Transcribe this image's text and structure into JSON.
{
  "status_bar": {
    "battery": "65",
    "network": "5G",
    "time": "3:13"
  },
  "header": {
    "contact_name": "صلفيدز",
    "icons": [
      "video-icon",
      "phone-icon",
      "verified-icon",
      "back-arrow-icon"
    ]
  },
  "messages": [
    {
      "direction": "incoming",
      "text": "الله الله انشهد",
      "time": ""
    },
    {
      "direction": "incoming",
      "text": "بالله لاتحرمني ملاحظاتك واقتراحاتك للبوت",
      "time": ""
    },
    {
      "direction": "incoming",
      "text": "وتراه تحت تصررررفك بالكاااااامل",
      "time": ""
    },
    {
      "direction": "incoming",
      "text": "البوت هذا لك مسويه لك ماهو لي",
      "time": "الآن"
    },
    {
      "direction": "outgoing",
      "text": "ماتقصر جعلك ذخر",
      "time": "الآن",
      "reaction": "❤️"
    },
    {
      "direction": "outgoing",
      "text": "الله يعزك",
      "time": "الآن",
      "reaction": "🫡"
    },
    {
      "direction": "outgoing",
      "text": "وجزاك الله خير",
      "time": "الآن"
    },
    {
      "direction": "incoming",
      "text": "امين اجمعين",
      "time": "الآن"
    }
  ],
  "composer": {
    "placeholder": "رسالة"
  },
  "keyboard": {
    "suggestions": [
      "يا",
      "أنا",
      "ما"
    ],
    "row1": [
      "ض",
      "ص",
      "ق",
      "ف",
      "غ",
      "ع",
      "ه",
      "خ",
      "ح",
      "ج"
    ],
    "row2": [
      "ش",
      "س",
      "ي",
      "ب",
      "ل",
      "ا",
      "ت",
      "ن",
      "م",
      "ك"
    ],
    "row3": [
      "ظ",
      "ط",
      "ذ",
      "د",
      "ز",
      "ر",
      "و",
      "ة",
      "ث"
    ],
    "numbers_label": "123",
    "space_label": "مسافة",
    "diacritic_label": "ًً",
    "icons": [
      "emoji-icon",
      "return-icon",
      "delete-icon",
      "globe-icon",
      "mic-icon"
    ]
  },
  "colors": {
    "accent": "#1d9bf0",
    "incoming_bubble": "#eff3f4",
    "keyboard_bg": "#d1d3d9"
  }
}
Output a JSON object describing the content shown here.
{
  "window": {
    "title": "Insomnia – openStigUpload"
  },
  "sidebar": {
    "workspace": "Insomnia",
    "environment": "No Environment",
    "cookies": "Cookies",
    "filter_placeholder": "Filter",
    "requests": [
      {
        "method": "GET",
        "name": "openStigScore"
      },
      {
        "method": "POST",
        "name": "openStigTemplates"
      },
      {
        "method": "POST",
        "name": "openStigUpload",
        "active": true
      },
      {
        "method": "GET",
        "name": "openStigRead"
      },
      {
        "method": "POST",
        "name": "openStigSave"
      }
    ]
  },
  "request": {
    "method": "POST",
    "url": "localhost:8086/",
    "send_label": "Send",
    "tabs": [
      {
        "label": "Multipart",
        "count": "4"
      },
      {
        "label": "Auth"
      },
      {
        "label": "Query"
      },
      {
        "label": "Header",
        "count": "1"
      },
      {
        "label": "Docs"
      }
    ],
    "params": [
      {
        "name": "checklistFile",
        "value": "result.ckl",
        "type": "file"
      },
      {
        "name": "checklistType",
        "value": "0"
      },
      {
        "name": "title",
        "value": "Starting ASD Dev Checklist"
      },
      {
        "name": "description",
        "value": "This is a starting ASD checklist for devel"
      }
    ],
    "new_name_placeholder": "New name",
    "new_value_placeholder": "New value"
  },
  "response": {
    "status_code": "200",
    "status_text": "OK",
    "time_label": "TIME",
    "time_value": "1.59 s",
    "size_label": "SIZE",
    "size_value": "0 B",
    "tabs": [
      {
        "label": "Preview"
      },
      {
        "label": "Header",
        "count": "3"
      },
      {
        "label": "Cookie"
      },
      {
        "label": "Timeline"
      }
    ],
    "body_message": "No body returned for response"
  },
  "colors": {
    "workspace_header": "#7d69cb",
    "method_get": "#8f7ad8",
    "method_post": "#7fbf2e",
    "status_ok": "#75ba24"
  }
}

• • • •

▶ [WRITTEN EXERCISE]: Reproduce the data shown above exactly.

▶ [RESULT BELOW]:
Transcribe this image's text and structure into JSON.
{
  "status_bar": {
    "battery": "65",
    "network": "5G",
    "time": "3:13"
  },
  "header": {
    "contact_name": "صلفيدز",
    "icons": [
      "video-icon",
      "phone-icon",
      "verified-icon",
      "back-arrow-icon"
    ]
  },
  "messages": [
    {
      "direction": "incoming",
      "text": "الله الله انشهد",
      "time": ""
    },
    {
      "direction": "incoming",
      "text": "بالله لاتحرمني ملاحظاتك واقتراحاتك للبوت",
      "time": ""
    },
    {
      "direction": "incoming",
      "text": "وتراه تحت تصررررفك بالكاااااامل",
      "time": ""
    },
    {
      "direction": "incoming",
      "text": "البوت هذا لك مسويه لك ماهو لي",
      "time": "الآن"
    },
    {
      "direction": "outgoing",
      "text": "ماتقصر جعلك ذخر",
      "time": "الآن",
      "reaction": "❤️"
    },
    {
      "direction": "outgoing",
      "text": "الله يعزك",
      "time": "الآن",
      "reaction": "🫡"
    },
    {
      "direction": "outgoing",
      "text": "وجزاك الله خير",
      "time": "الآن"
    },
    {
      "direction": "incoming",
      "text": "امين اجمعين",
      "time": "الآن"
    }
  ],
  "composer": {
    "placeholder": "رسالة"
  },
  "keyboard": {
    "suggestions": [
      "يا",
      "أنا",
      "ما"
    ],
    "row1": [
      "ض",
      "ص",
      "ق",
      "ف",
      "غ",
      "ع",
      "ه",
      "خ",
      "ح",
      "ج"
    ],
    "row2": [
      "ش",
      "س",
      "ي",
      "ب",
      "ل",
      "ا",
      "ت",
      "ن",
      "م",
      "ك"
    ],
    "row3": [
      "ظ",
      "ط",
      "ذ",
      "د",
      "ز",
      "ر",
      "و",
      "ة",
      "ث"
    ],
    "numbers_label": "123",
    "space_label": "مسافة",
    "diacritic_label": "ًً",
    "icons": [
      "emoji-icon",
      "return-icon",
      "delete-icon",
      "globe-icon",
      "mic-icon"
    ]
  },
  "colors": {
    "accent": "#1d9bf0",
    "incoming_bubble": "#eff3f4",
    "keyboard_bg": "#d1d3d9"
  }
}
Output a JSON object describing the content shown here.
{
  "window": {
    "title": "Insomnia – openStigUpload"
  },
  "sidebar": {
    "workspace": "Insomnia",
    "environment": "No Environment",
    "cookies": "Cookies",
    "filter_placeholder": "Filter",
    "requests": [
      {
        "method": "GET",
        "name": "openStigScore"
      },
      {
        "method": "POST",
        "name": "openStigTemplates"
      },
      {
        "method": "POST",
        "name": "openStigUpload",
        "active": true
      },
      {
        "method": "GET",
        "name": "openStigRead"
      },
      {
        "method": "POST",
        "name": "openStigSave"
      }
    ]
  },
  "request": {
    "method": "POST",
    "url": "localhost:8086/",
    "send_label": "Send",
    "tabs": [
      {
        "label": "Multipart",
        "count": "4"
      },
      {
        "label": "Auth"
      },
      {
        "label": "Query"
      },
      {
        "label": "Header",
        "count": "1"
      },
      {
        "label": "Docs"
      }
    ],
    "params": [
      {
        "name": "checklistFile",
        "value": "result.ckl",
        "type": "file"
      },
      {
        "name": "checklistType",
        "value": "0"
      },
      {
        "name": "title",
        "value": "Starting ASD Dev Checklist"
      },
      {
        "name": "description",
        "value": "This is a starting ASD checklist for devel"
      }
    ],
    "new_name_placeholder": "New name",
    "new_value_placeholder": "New value"
  },
  "response": {
    "status_code": "200",
    "status_text": "OK",
    "time_label": "TIME",
    "time_value": "1.59 s",
    "size_label": "SIZE",
    "size_value": "0 B",
    "tabs": [
      {
        "label": "Preview"
      },
      {
        "label": "Header",
        "count": "3"
      },
      {
        "label": "Cookie"
      },
      {
        "label": "Timeline"
      }
    ],
    "body_message": "No body returned for response"
  },
  "colors": {
    "workspace_header": "#7d69cb",
    "method_get": "#8f7ad8",
    "method_post": "#7fbf2e",
    "status_ok": "#75ba24"
  }
}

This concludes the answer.